- [THE PROBLEM]
Output all the data exactly. Pictures do not belong in the copy.

Stored entries:
-- begin --

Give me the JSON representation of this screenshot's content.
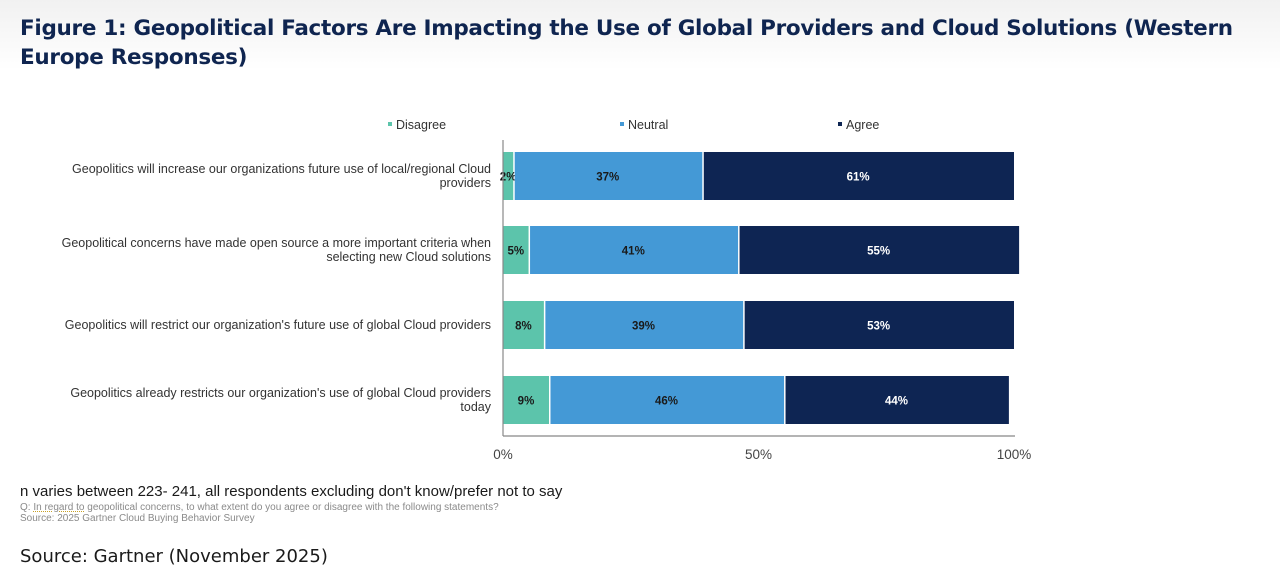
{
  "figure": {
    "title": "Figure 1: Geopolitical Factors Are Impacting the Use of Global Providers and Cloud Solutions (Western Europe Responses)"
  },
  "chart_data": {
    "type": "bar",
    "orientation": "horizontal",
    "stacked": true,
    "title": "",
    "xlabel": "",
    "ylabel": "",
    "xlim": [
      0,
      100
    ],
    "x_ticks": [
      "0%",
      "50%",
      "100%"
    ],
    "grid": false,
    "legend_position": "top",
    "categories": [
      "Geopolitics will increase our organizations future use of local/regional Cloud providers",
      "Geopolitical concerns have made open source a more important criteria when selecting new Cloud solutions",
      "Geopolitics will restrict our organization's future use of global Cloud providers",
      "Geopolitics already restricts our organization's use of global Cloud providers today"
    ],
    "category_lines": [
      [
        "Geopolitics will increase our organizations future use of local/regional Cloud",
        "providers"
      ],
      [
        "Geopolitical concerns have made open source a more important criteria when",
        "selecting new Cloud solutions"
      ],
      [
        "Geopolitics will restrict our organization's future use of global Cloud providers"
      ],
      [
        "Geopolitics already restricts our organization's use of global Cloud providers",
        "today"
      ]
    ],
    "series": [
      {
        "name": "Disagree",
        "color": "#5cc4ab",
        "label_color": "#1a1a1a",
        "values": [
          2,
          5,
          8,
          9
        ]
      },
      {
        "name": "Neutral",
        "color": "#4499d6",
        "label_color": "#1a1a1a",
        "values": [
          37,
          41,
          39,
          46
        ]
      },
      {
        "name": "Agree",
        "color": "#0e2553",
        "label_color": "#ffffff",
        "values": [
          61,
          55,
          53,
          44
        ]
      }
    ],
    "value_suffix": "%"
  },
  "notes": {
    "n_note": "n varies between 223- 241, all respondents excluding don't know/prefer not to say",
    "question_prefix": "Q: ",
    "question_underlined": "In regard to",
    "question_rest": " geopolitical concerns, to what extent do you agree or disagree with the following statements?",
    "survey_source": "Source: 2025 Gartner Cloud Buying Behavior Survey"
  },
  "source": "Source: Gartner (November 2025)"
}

-- end --

- [RESPONSE]
Give me the JSON representation of this screenshot's content.
{
  "figure": {
    "title": "Figure 1: Geopolitical Factors Are Impacting the Use of Global Providers and Cloud Solutions (Western Europe Responses)"
  },
  "chart_data": {
    "type": "bar",
    "orientation": "horizontal",
    "stacked": true,
    "title": "",
    "xlabel": "",
    "ylabel": "",
    "xlim": [
      0,
      100
    ],
    "x_ticks": [
      "0%",
      "50%",
      "100%"
    ],
    "grid": false,
    "legend_position": "top",
    "categories": [
      "Geopolitics will increase our organizations future use of local/regional Cloud providers",
      "Geopolitical concerns have made open source a more important criteria when selecting new Cloud solutions",
      "Geopolitics will restrict our organization's future use of global Cloud providers",
      "Geopolitics already restricts our organization's use of global Cloud providers today"
    ],
    "category_lines": [
      [
        "Geopolitics will increase our organizations future use of local/regional Cloud",
        "providers"
      ],
      [
        "Geopolitical concerns have made open source a more important criteria when",
        "selecting new Cloud solutions"
      ],
      [
        "Geopolitics will restrict our organization's future use of global Cloud providers"
      ],
      [
        "Geopolitics already restricts our organization's use of global Cloud providers",
        "today"
      ]
    ],
    "series": [
      {
        "name": "Disagree",
        "color": "#5cc4ab",
        "label_color": "#1a1a1a",
        "values": [
          2,
          5,
          8,
          9
        ]
      },
      {
        "name": "Neutral",
        "color": "#4499d6",
        "label_color": "#1a1a1a",
        "values": [
          37,
          41,
          39,
          46
        ]
      },
      {
        "name": "Agree",
        "color": "#0e2553",
        "label_color": "#ffffff",
        "values": [
          61,
          55,
          53,
          44
        ]
      }
    ],
    "value_suffix": "%"
  },
  "notes": {
    "n_note": "n varies between 223- 241, all respondents excluding don't know/prefer not to say",
    "question_prefix": "Q: ",
    "question_underlined": "In regard to",
    "question_rest": " geopolitical concerns, to what extent do you agree or disagree with the following statements?",
    "survey_source": "Source: 2025 Gartner Cloud Buying Behavior Survey"
  },
  "source": "Source: Gartner (November 2025)"
}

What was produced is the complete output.